**Entries shown:**
^^^^
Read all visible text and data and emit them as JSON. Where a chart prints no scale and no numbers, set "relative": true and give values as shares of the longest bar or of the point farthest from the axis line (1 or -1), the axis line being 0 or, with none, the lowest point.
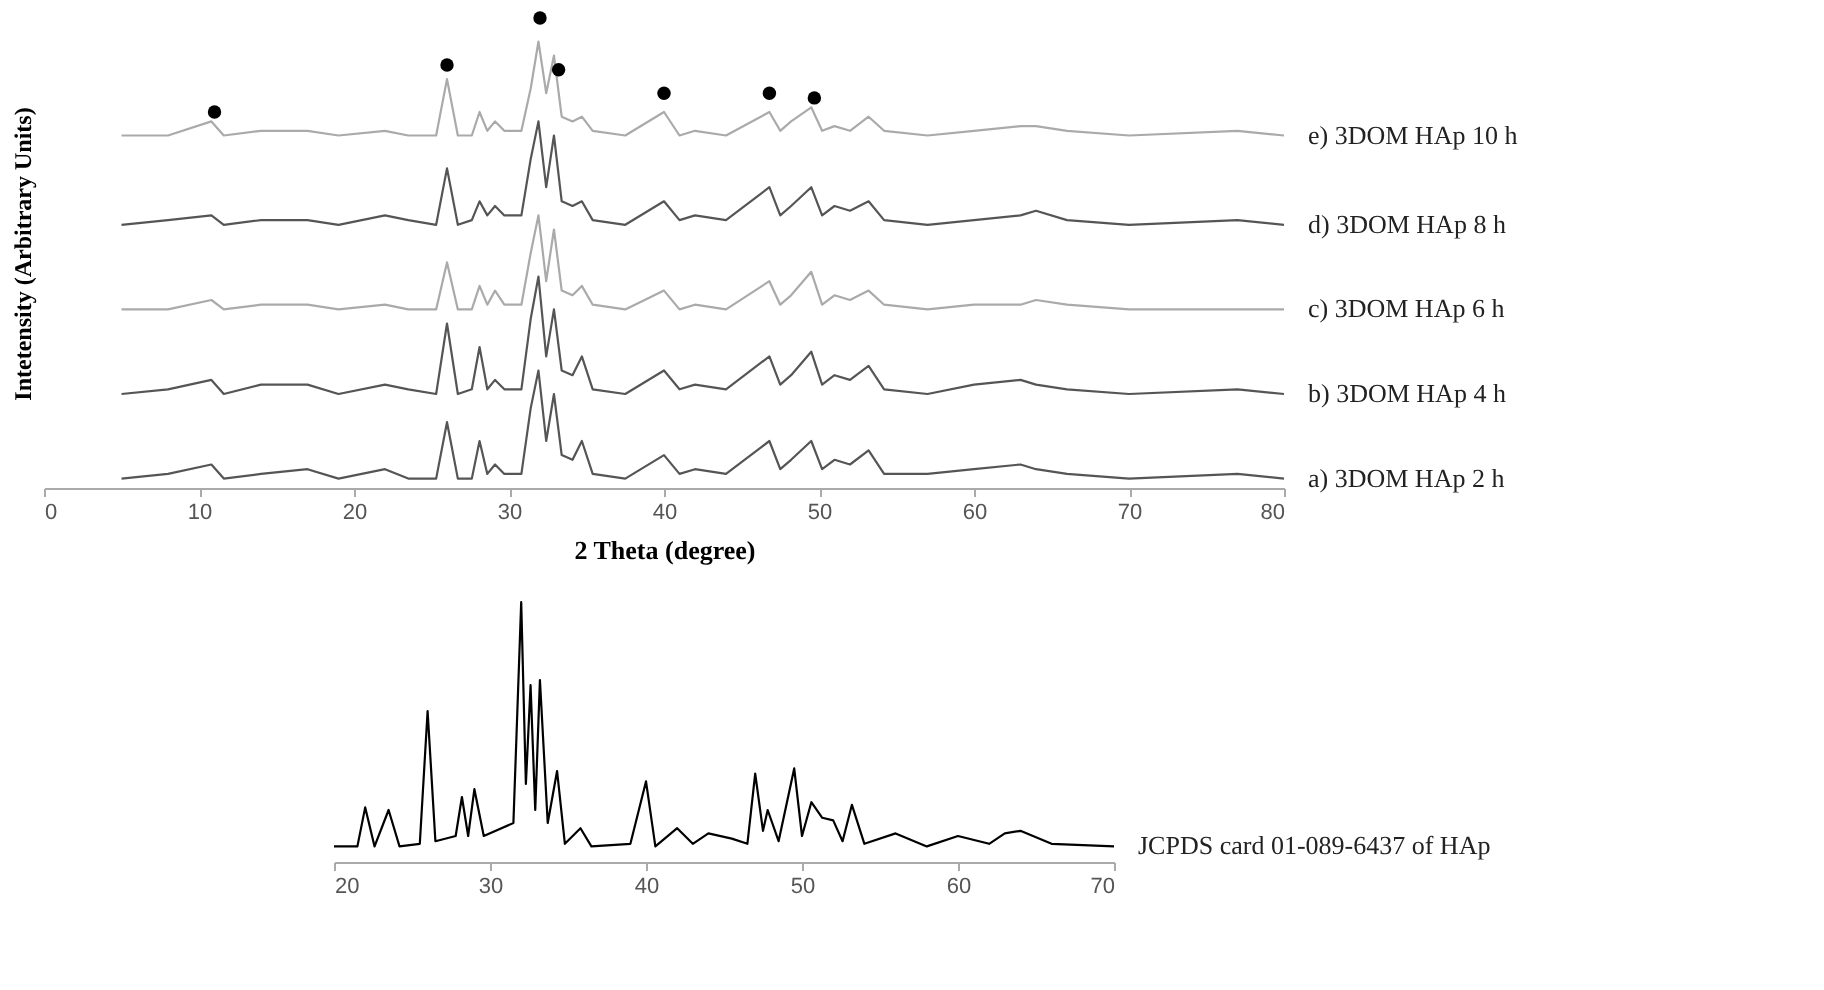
{
  "chart_data": [
    {
      "type": "line",
      "ylabel": "Intetensity (Arbitrary Units)",
      "xlabel": "2 Theta (degree)",
      "xlim": [
        0,
        80
      ],
      "xticks": [
        0,
        10,
        20,
        30,
        40,
        50,
        60,
        70,
        80
      ],
      "relative": true,
      "grid": false,
      "x": [
        5,
        8,
        10.8,
        11.6,
        14,
        17,
        19,
        22,
        23.5,
        25.3,
        26,
        26.7,
        27.6,
        28.1,
        28.6,
        29.1,
        29.7,
        30.8,
        31.4,
        31.9,
        32.4,
        32.9,
        33.4,
        34.1,
        34.7,
        35.4,
        37.5,
        40,
        41,
        42,
        44,
        46.8,
        47.5,
        48.2,
        49.5,
        50.2,
        51,
        52,
        53.2,
        54.2,
        57,
        60,
        63,
        64,
        66,
        70,
        77,
        80
      ],
      "series": [
        {
          "name": "a) 3DOM HAp 2 h",
          "color": "#555555",
          "values": [
            0.02,
            0.03,
            0.05,
            0.02,
            0.03,
            0.04,
            0.02,
            0.04,
            0.02,
            0.02,
            0.14,
            0.02,
            0.02,
            0.1,
            0.03,
            0.05,
            0.03,
            0.03,
            0.17,
            0.25,
            0.1,
            0.2,
            0.07,
            0.06,
            0.1,
            0.03,
            0.02,
            0.07,
            0.03,
            0.04,
            0.03,
            0.1,
            0.04,
            0.06,
            0.1,
            0.04,
            0.06,
            0.05,
            0.08,
            0.03,
            0.03,
            0.04,
            0.05,
            0.04,
            0.03,
            0.02,
            0.03,
            0.02
          ]
        },
        {
          "name": "b) 3DOM HAp 4 h",
          "color": "#555555",
          "values": [
            0.2,
            0.21,
            0.23,
            0.2,
            0.22,
            0.22,
            0.2,
            0.22,
            0.21,
            0.2,
            0.35,
            0.2,
            0.21,
            0.3,
            0.21,
            0.23,
            0.21,
            0.21,
            0.36,
            0.45,
            0.28,
            0.38,
            0.25,
            0.24,
            0.28,
            0.21,
            0.2,
            0.25,
            0.21,
            0.22,
            0.21,
            0.28,
            0.22,
            0.24,
            0.29,
            0.22,
            0.24,
            0.23,
            0.26,
            0.21,
            0.2,
            0.22,
            0.23,
            0.22,
            0.21,
            0.2,
            0.21,
            0.2
          ]
        },
        {
          "name": "c) 3DOM HAp 6 h",
          "color": "#aaaaaa",
          "values": [
            0.38,
            0.38,
            0.4,
            0.38,
            0.39,
            0.39,
            0.38,
            0.39,
            0.38,
            0.38,
            0.48,
            0.38,
            0.38,
            0.43,
            0.39,
            0.42,
            0.39,
            0.39,
            0.5,
            0.58,
            0.44,
            0.55,
            0.42,
            0.41,
            0.43,
            0.39,
            0.38,
            0.42,
            0.38,
            0.39,
            0.38,
            0.44,
            0.39,
            0.41,
            0.46,
            0.39,
            0.41,
            0.4,
            0.42,
            0.39,
            0.38,
            0.39,
            0.39,
            0.4,
            0.39,
            0.38,
            0.38,
            0.38
          ]
        },
        {
          "name": "d) 3DOM HAp 8 h",
          "color": "#555555",
          "values": [
            0.56,
            0.57,
            0.58,
            0.56,
            0.57,
            0.57,
            0.56,
            0.58,
            0.57,
            0.56,
            0.68,
            0.56,
            0.57,
            0.61,
            0.58,
            0.6,
            0.58,
            0.58,
            0.7,
            0.78,
            0.64,
            0.75,
            0.61,
            0.6,
            0.61,
            0.57,
            0.56,
            0.61,
            0.57,
            0.58,
            0.57,
            0.64,
            0.58,
            0.6,
            0.64,
            0.58,
            0.6,
            0.59,
            0.61,
            0.57,
            0.56,
            0.57,
            0.58,
            0.59,
            0.57,
            0.56,
            0.57,
            0.56
          ]
        },
        {
          "name": "e) 3DOM HAp 10 h",
          "color": "#aaaaaa",
          "values": [
            0.75,
            0.75,
            0.78,
            0.75,
            0.76,
            0.76,
            0.75,
            0.76,
            0.75,
            0.75,
            0.87,
            0.75,
            0.75,
            0.8,
            0.76,
            0.78,
            0.76,
            0.76,
            0.85,
            0.95,
            0.84,
            0.92,
            0.79,
            0.78,
            0.79,
            0.76,
            0.75,
            0.8,
            0.75,
            0.76,
            0.75,
            0.8,
            0.76,
            0.78,
            0.81,
            0.76,
            0.77,
            0.76,
            0.79,
            0.76,
            0.75,
            0.76,
            0.77,
            0.77,
            0.76,
            0.75,
            0.76,
            0.75
          ]
        },
        {
          "type": "scatter",
          "marker": "circle",
          "color": "#000000",
          "x": [
            11,
            26,
            32,
            33.2,
            40,
            46.8,
            49.7
          ],
          "values": [
            0.8,
            0.9,
            1,
            0.89,
            0.84,
            0.84,
            0.83
          ]
        }
      ]
    },
    {
      "type": "line",
      "xlim": [
        20,
        70
      ],
      "xticks": [
        20,
        30,
        40,
        50,
        60,
        70
      ],
      "relative": true,
      "grid": false,
      "x": [
        20,
        21.5,
        22,
        22.6,
        23.5,
        24.2,
        25.5,
        26,
        26.5,
        27.8,
        28.2,
        28.6,
        29,
        29.6,
        31.5,
        32,
        32.3,
        32.6,
        32.9,
        33.2,
        33.7,
        34.3,
        34.8,
        35.8,
        36.5,
        39,
        40,
        40.6,
        42,
        43,
        44,
        45.5,
        46.5,
        47,
        47.5,
        47.8,
        48.5,
        49.5,
        50,
        50.6,
        51.3,
        52,
        52.6,
        53.2,
        54,
        56,
        58,
        60,
        62,
        63,
        64,
        66,
        70
      ],
      "series": [
        {
          "name": "JCPDS card 01-089-6437 of HAp",
          "color": "#000000",
          "values": [
            0.06,
            0.06,
            0.21,
            0.06,
            0.2,
            0.06,
            0.07,
            0.58,
            0.08,
            0.1,
            0.25,
            0.1,
            0.28,
            0.1,
            0.15,
            1,
            0.3,
            0.68,
            0.2,
            0.7,
            0.15,
            0.35,
            0.07,
            0.13,
            0.06,
            0.07,
            0.31,
            0.06,
            0.13,
            0.07,
            0.11,
            0.09,
            0.07,
            0.34,
            0.12,
            0.2,
            0.08,
            0.36,
            0.1,
            0.23,
            0.17,
            0.16,
            0.08,
            0.22,
            0.07,
            0.11,
            0.06,
            0.1,
            0.07,
            0.11,
            0.12,
            0.07,
            0.06
          ]
        }
      ]
    }
  ]
}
^^^^
**Description of the task:** Retype the records exactly. Any image in them should not appear in what you write.

**Exercise output:**
Read all visible text and data and emit them as JSON. Where a chart prints no scale and no numbers, set "relative": true and give values as shares of the longest bar or of the point farthest from the axis line (1 or -1), the axis line being 0 or, with none, the lowest point.
{
  "chart_data": [
    {
      "type": "line",
      "ylabel": "Intetensity (Arbitrary Units)",
      "xlabel": "2 Theta (degree)",
      "xlim": [
        0,
        80
      ],
      "xticks": [
        0,
        10,
        20,
        30,
        40,
        50,
        60,
        70,
        80
      ],
      "relative": true,
      "grid": false,
      "x": [
        5,
        8,
        10.8,
        11.6,
        14,
        17,
        19,
        22,
        23.5,
        25.3,
        26,
        26.7,
        27.6,
        28.1,
        28.6,
        29.1,
        29.7,
        30.8,
        31.4,
        31.9,
        32.4,
        32.9,
        33.4,
        34.1,
        34.7,
        35.4,
        37.5,
        40,
        41,
        42,
        44,
        46.8,
        47.5,
        48.2,
        49.5,
        50.2,
        51,
        52,
        53.2,
        54.2,
        57,
        60,
        63,
        64,
        66,
        70,
        77,
        80
      ],
      "series": [
        {
          "name": "a) 3DOM HAp 2 h",
          "color": "#555555",
          "values": [
            0.02,
            0.03,
            0.05,
            0.02,
            0.03,
            0.04,
            0.02,
            0.04,
            0.02,
            0.02,
            0.14,
            0.02,
            0.02,
            0.1,
            0.03,
            0.05,
            0.03,
            0.03,
            0.17,
            0.25,
            0.1,
            0.2,
            0.07,
            0.06,
            0.1,
            0.03,
            0.02,
            0.07,
            0.03,
            0.04,
            0.03,
            0.1,
            0.04,
            0.06,
            0.1,
            0.04,
            0.06,
            0.05,
            0.08,
            0.03,
            0.03,
            0.04,
            0.05,
            0.04,
            0.03,
            0.02,
            0.03,
            0.02
          ]
        },
        {
          "name": "b) 3DOM HAp 4 h",
          "color": "#555555",
          "values": [
            0.2,
            0.21,
            0.23,
            0.2,
            0.22,
            0.22,
            0.2,
            0.22,
            0.21,
            0.2,
            0.35,
            0.2,
            0.21,
            0.3,
            0.21,
            0.23,
            0.21,
            0.21,
            0.36,
            0.45,
            0.28,
            0.38,
            0.25,
            0.24,
            0.28,
            0.21,
            0.2,
            0.25,
            0.21,
            0.22,
            0.21,
            0.28,
            0.22,
            0.24,
            0.29,
            0.22,
            0.24,
            0.23,
            0.26,
            0.21,
            0.2,
            0.22,
            0.23,
            0.22,
            0.21,
            0.2,
            0.21,
            0.2
          ]
        },
        {
          "name": "c) 3DOM HAp 6 h",
          "color": "#aaaaaa",
          "values": [
            0.38,
            0.38,
            0.4,
            0.38,
            0.39,
            0.39,
            0.38,
            0.39,
            0.38,
            0.38,
            0.48,
            0.38,
            0.38,
            0.43,
            0.39,
            0.42,
            0.39,
            0.39,
            0.5,
            0.58,
            0.44,
            0.55,
            0.42,
            0.41,
            0.43,
            0.39,
            0.38,
            0.42,
            0.38,
            0.39,
            0.38,
            0.44,
            0.39,
            0.41,
            0.46,
            0.39,
            0.41,
            0.4,
            0.42,
            0.39,
            0.38,
            0.39,
            0.39,
            0.4,
            0.39,
            0.38,
            0.38,
            0.38
          ]
        },
        {
          "name": "d) 3DOM HAp 8 h",
          "color": "#555555",
          "values": [
            0.56,
            0.57,
            0.58,
            0.56,
            0.57,
            0.57,
            0.56,
            0.58,
            0.57,
            0.56,
            0.68,
            0.56,
            0.57,
            0.61,
            0.58,
            0.6,
            0.58,
            0.58,
            0.7,
            0.78,
            0.64,
            0.75,
            0.61,
            0.6,
            0.61,
            0.57,
            0.56,
            0.61,
            0.57,
            0.58,
            0.57,
            0.64,
            0.58,
            0.6,
            0.64,
            0.58,
            0.6,
            0.59,
            0.61,
            0.57,
            0.56,
            0.57,
            0.58,
            0.59,
            0.57,
            0.56,
            0.57,
            0.56
          ]
        },
        {
          "name": "e) 3DOM HAp 10 h",
          "color": "#aaaaaa",
          "values": [
            0.75,
            0.75,
            0.78,
            0.75,
            0.76,
            0.76,
            0.75,
            0.76,
            0.75,
            0.75,
            0.87,
            0.75,
            0.75,
            0.8,
            0.76,
            0.78,
            0.76,
            0.76,
            0.85,
            0.95,
            0.84,
            0.92,
            0.79,
            0.78,
            0.79,
            0.76,
            0.75,
            0.8,
            0.75,
            0.76,
            0.75,
            0.8,
            0.76,
            0.78,
            0.81,
            0.76,
            0.77,
            0.76,
            0.79,
            0.76,
            0.75,
            0.76,
            0.77,
            0.77,
            0.76,
            0.75,
            0.76,
            0.75
          ]
        },
        {
          "type": "scatter",
          "marker": "circle",
          "color": "#000000",
          "x": [
            11,
            26,
            32,
            33.2,
            40,
            46.8,
            49.7
          ],
          "values": [
            0.8,
            0.9,
            1,
            0.89,
            0.84,
            0.84,
            0.83
          ]
        }
      ]
    },
    {
      "type": "line",
      "xlim": [
        20,
        70
      ],
      "xticks": [
        20,
        30,
        40,
        50,
        60,
        70
      ],
      "relative": true,
      "grid": false,
      "x": [
        20,
        21.5,
        22,
        22.6,
        23.5,
        24.2,
        25.5,
        26,
        26.5,
        27.8,
        28.2,
        28.6,
        29,
        29.6,
        31.5,
        32,
        32.3,
        32.6,
        32.9,
        33.2,
        33.7,
        34.3,
        34.8,
        35.8,
        36.5,
        39,
        40,
        40.6,
        42,
        43,
        44,
        45.5,
        46.5,
        47,
        47.5,
        47.8,
        48.5,
        49.5,
        50,
        50.6,
        51.3,
        52,
        52.6,
        53.2,
        54,
        56,
        58,
        60,
        62,
        63,
        64,
        66,
        70
      ],
      "series": [
        {
          "name": "JCPDS card 01-089-6437 of HAp",
          "color": "#000000",
          "values": [
            0.06,
            0.06,
            0.21,
            0.06,
            0.2,
            0.06,
            0.07,
            0.58,
            0.08,
            0.1,
            0.25,
            0.1,
            0.28,
            0.1,
            0.15,
            1,
            0.3,
            0.68,
            0.2,
            0.7,
            0.15,
            0.35,
            0.07,
            0.13,
            0.06,
            0.07,
            0.31,
            0.06,
            0.13,
            0.07,
            0.11,
            0.09,
            0.07,
            0.34,
            0.12,
            0.2,
            0.08,
            0.36,
            0.1,
            0.23,
            0.17,
            0.16,
            0.08,
            0.22,
            0.07,
            0.11,
            0.06,
            0.1,
            0.07,
            0.11,
            0.12,
            0.07,
            0.06
          ]
        }
      ]
    }
  ]
}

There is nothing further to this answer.